(Task to complete)
Type out the complete listing below word for word, without its pictures.

(Records)
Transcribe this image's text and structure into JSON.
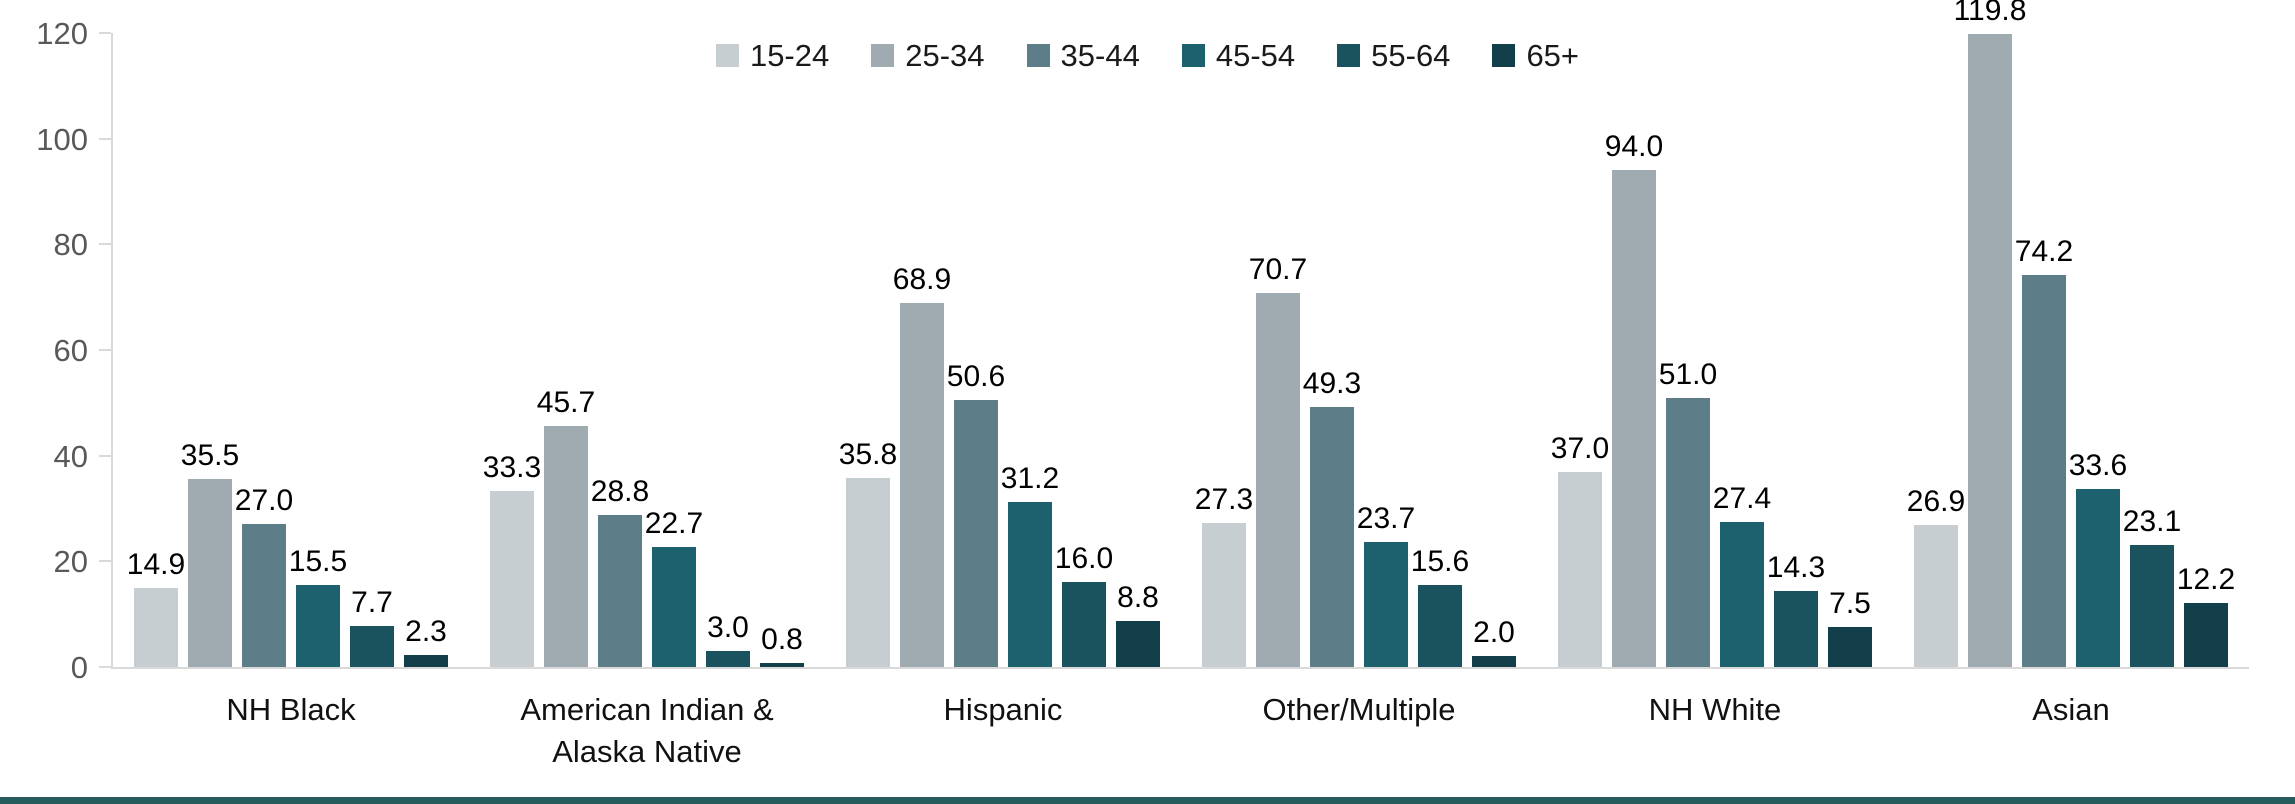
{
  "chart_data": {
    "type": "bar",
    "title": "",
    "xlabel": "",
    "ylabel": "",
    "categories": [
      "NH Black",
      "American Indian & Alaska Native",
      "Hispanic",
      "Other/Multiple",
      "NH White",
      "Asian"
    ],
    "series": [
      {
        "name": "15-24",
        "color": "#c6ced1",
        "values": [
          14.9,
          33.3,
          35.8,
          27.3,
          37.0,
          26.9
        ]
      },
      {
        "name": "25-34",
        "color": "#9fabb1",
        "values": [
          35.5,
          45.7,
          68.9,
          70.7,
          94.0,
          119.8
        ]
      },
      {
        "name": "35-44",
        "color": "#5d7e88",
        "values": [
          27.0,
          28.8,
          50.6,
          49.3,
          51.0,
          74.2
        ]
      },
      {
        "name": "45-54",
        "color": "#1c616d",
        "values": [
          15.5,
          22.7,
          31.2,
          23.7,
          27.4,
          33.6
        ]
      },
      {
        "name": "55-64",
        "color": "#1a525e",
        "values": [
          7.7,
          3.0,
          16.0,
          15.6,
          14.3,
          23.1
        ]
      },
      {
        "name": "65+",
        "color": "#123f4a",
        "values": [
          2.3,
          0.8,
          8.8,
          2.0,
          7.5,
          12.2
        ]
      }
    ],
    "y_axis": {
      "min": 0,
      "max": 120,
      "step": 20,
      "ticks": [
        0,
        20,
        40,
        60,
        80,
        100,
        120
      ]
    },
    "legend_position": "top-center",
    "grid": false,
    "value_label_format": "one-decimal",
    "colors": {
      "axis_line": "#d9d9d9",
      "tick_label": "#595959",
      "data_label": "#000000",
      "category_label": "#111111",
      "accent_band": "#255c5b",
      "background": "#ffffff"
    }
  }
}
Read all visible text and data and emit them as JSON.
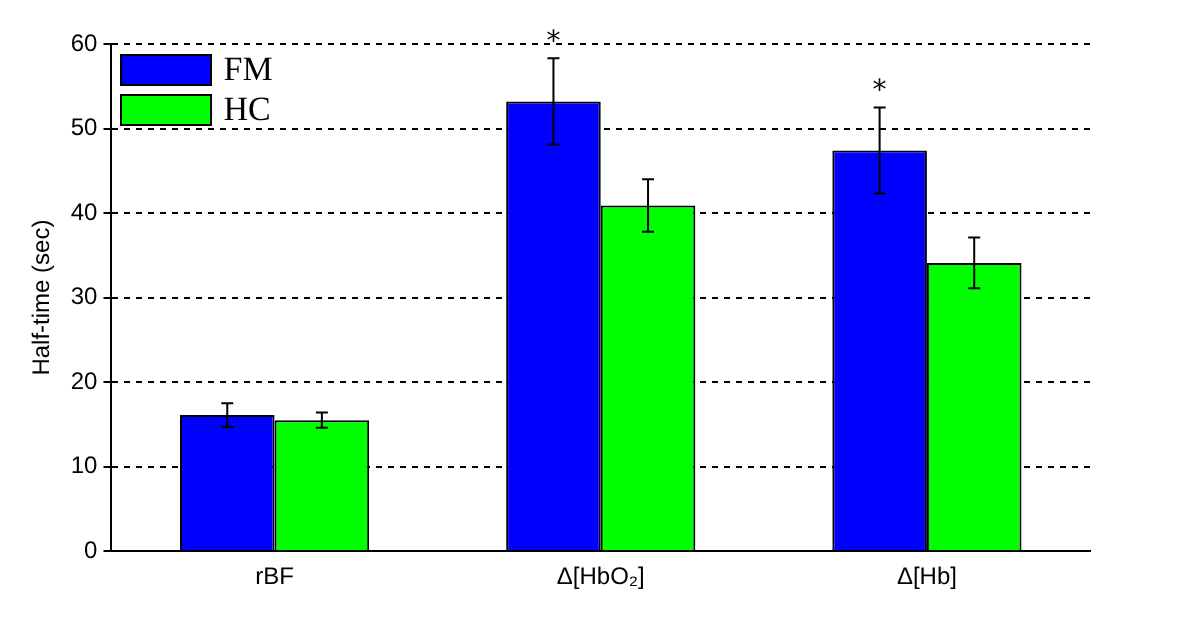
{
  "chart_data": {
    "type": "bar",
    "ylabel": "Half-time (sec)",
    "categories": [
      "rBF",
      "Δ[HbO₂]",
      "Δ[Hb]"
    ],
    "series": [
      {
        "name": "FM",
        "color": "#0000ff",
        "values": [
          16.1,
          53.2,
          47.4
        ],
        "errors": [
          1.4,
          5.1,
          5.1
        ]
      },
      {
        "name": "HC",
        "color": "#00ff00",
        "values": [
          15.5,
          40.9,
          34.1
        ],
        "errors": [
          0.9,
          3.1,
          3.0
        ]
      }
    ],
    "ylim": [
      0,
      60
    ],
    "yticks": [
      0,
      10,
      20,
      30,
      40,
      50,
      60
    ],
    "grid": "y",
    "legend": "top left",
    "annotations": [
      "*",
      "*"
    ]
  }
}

(Task output)
Transcribe this image's text and structure into JSON.
{
  "chart_data": {
    "type": "bar",
    "title": "",
    "xlabel": "",
    "ylabel": "",
    "categories": [
      "NH Black",
      "American Indian & Alaska Native",
      "Hispanic",
      "Other/Multiple",
      "NH White",
      "Asian"
    ],
    "series": [
      {
        "name": "15-24",
        "color": "#c6ced1",
        "values": [
          14.9,
          33.3,
          35.8,
          27.3,
          37.0,
          26.9
        ]
      },
      {
        "name": "25-34",
        "color": "#9fabb1",
        "values": [
          35.5,
          45.7,
          68.9,
          70.7,
          94.0,
          119.8
        ]
      },
      {
        "name": "35-44",
        "color": "#5d7e88",
        "values": [
          27.0,
          28.8,
          50.6,
          49.3,
          51.0,
          74.2
        ]
      },
      {
        "name": "45-54",
        "color": "#1c616d",
        "values": [
          15.5,
          22.7,
          31.2,
          23.7,
          27.4,
          33.6
        ]
      },
      {
        "name": "55-64",
        "color": "#1a525e",
        "values": [
          7.7,
          3.0,
          16.0,
          15.6,
          14.3,
          23.1
        ]
      },
      {
        "name": "65+",
        "color": "#123f4a",
        "values": [
          2.3,
          0.8,
          8.8,
          2.0,
          7.5,
          12.2
        ]
      }
    ],
    "y_axis": {
      "min": 0,
      "max": 120,
      "step": 20,
      "ticks": [
        0,
        20,
        40,
        60,
        80,
        100,
        120
      ]
    },
    "legend_position": "top-center",
    "grid": false,
    "value_label_format": "one-decimal",
    "colors": {
      "axis_line": "#d9d9d9",
      "tick_label": "#595959",
      "data_label": "#000000",
      "category_label": "#111111",
      "accent_band": "#255c5b",
      "background": "#ffffff"
    }
  }
}
Read all visible text and data and emit them as JSON.
{
  "chart_data": {
    "type": "bar",
    "ylabel": "Half-time (sec)",
    "categories": [
      "rBF",
      "Δ[HbO₂]",
      "Δ[Hb]"
    ],
    "series": [
      {
        "name": "FM",
        "color": "#0000ff",
        "values": [
          16.1,
          53.2,
          47.4
        ],
        "errors": [
          1.4,
          5.1,
          5.1
        ]
      },
      {
        "name": "HC",
        "color": "#00ff00",
        "values": [
          15.5,
          40.9,
          34.1
        ],
        "errors": [
          0.9,
          3.1,
          3.0
        ]
      }
    ],
    "ylim": [
      0,
      60
    ],
    "yticks": [
      0,
      10,
      20,
      30,
      40,
      50,
      60
    ],
    "grid": "y",
    "legend": "top left",
    "annotations": [
      "*",
      "*"
    ]
  }
}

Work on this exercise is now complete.